• YOUR GOAL
The records below hold pictures; please leave those out and retype the rest exactly.
^^^^^^^^
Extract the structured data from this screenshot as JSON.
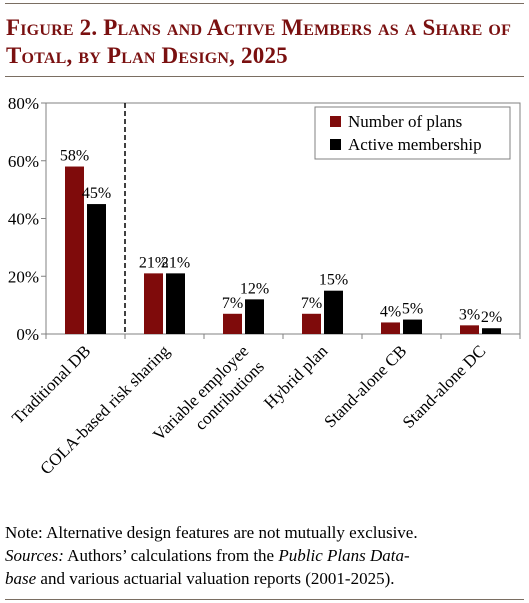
{
  "title": {
    "line1": "Figure 2. Plans and Active Members as a Share of",
    "line2": "Total, by Plan Design, 2025"
  },
  "note": {
    "line1": "Note: Alternative design features are not mutually exclusive.",
    "sources_label": "Sources:",
    "sources_text_1": " Authors’ calculations from the ",
    "sources_ital_1": "Public Plans Data-",
    "sources_ital_2": "base",
    "sources_text_2": " and various actuarial valuation reports (2001-2025)."
  },
  "colors": {
    "title": "#7a1010",
    "number_of_plans": "#7f0b0b",
    "active_membership": "#000000",
    "axis": "#808080"
  },
  "chart_data": {
    "type": "bar",
    "categories": [
      "Traditional DB",
      "COLA-based risk sharing",
      "Variable employee contributions",
      "Hybrid plan",
      "Stand-alone CB",
      "Stand-alone DC"
    ],
    "category_lines": [
      [
        "Traditional DB"
      ],
      [
        "COLA-based risk sharing"
      ],
      [
        "Variable employee",
        "contributions"
      ],
      [
        "Hybrid plan"
      ],
      [
        "Stand-alone CB"
      ],
      [
        "Stand-alone DC"
      ]
    ],
    "series": [
      {
        "name": "Number of plans",
        "values": [
          58,
          21,
          7,
          7,
          4,
          3
        ],
        "labels": [
          "58%",
          "21%",
          "7%",
          "7%",
          "4%",
          "3%"
        ]
      },
      {
        "name": "Active membership",
        "values": [
          45,
          21,
          12,
          15,
          5,
          2
        ],
        "labels": [
          "45%",
          "21%",
          "12%",
          "15%",
          "5%",
          "2%"
        ]
      }
    ],
    "yticks": [
      0,
      20,
      40,
      60,
      80
    ],
    "ytick_labels": [
      "0%",
      "20%",
      "40%",
      "60%",
      "80%"
    ],
    "ylim": [
      0,
      80
    ],
    "legend_position": "top-right",
    "divider_after_category": 0
  }
}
^^^^^^^^
• RESPONSE BELOW
Extract the structured data from this screenshot as JSON.
{
  "title": {
    "line1": "Figure 2. Plans and Active Members as a Share of",
    "line2": "Total, by Plan Design, 2025"
  },
  "note": {
    "line1": "Note: Alternative design features are not mutually exclusive.",
    "sources_label": "Sources:",
    "sources_text_1": " Authors’ calculations from the ",
    "sources_ital_1": "Public Plans Data-",
    "sources_ital_2": "base",
    "sources_text_2": " and various actuarial valuation reports (2001-2025)."
  },
  "colors": {
    "title": "#7a1010",
    "number_of_plans": "#7f0b0b",
    "active_membership": "#000000",
    "axis": "#808080"
  },
  "chart_data": {
    "type": "bar",
    "categories": [
      "Traditional DB",
      "COLA-based risk sharing",
      "Variable employee contributions",
      "Hybrid plan",
      "Stand-alone CB",
      "Stand-alone DC"
    ],
    "category_lines": [
      [
        "Traditional DB"
      ],
      [
        "COLA-based risk sharing"
      ],
      [
        "Variable employee",
        "contributions"
      ],
      [
        "Hybrid plan"
      ],
      [
        "Stand-alone CB"
      ],
      [
        "Stand-alone DC"
      ]
    ],
    "series": [
      {
        "name": "Number of plans",
        "values": [
          58,
          21,
          7,
          7,
          4,
          3
        ],
        "labels": [
          "58%",
          "21%",
          "7%",
          "7%",
          "4%",
          "3%"
        ]
      },
      {
        "name": "Active membership",
        "values": [
          45,
          21,
          12,
          15,
          5,
          2
        ],
        "labels": [
          "45%",
          "21%",
          "12%",
          "15%",
          "5%",
          "2%"
        ]
      }
    ],
    "yticks": [
      0,
      20,
      40,
      60,
      80
    ],
    "ytick_labels": [
      "0%",
      "20%",
      "40%",
      "60%",
      "80%"
    ],
    "ylim": [
      0,
      80
    ],
    "legend_position": "top-right",
    "divider_after_category": 0
  }
}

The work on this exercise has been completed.